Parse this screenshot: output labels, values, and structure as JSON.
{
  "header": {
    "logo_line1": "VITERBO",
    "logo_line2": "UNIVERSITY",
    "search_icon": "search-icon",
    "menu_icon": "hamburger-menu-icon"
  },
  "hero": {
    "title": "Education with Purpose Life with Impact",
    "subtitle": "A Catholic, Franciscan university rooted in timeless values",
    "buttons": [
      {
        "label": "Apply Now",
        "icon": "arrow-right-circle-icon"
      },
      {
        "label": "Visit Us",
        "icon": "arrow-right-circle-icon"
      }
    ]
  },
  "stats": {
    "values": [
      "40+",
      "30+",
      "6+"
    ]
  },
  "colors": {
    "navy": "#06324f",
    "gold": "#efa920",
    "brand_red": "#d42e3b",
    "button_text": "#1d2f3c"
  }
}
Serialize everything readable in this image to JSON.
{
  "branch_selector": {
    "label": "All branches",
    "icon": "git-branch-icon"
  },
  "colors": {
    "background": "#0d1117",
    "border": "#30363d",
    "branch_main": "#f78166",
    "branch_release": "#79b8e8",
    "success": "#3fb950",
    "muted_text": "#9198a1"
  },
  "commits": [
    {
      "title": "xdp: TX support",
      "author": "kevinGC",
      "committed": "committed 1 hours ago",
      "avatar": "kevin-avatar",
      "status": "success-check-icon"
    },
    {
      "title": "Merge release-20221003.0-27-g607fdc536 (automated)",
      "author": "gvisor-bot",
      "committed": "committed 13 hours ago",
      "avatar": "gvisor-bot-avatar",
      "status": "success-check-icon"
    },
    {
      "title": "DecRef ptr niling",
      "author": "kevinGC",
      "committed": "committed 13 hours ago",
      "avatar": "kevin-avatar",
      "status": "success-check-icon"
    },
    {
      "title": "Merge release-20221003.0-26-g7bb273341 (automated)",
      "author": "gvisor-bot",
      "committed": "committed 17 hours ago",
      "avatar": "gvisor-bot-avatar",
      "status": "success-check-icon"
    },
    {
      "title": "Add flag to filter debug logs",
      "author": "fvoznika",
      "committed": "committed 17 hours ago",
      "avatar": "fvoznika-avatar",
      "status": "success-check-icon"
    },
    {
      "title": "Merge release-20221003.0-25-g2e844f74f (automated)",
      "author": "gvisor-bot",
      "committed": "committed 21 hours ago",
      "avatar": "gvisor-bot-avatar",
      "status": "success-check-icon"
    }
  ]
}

________________________

### Given task
Say how many lines in this listing hold the string "values", giving the count and nothing more.

### Response
3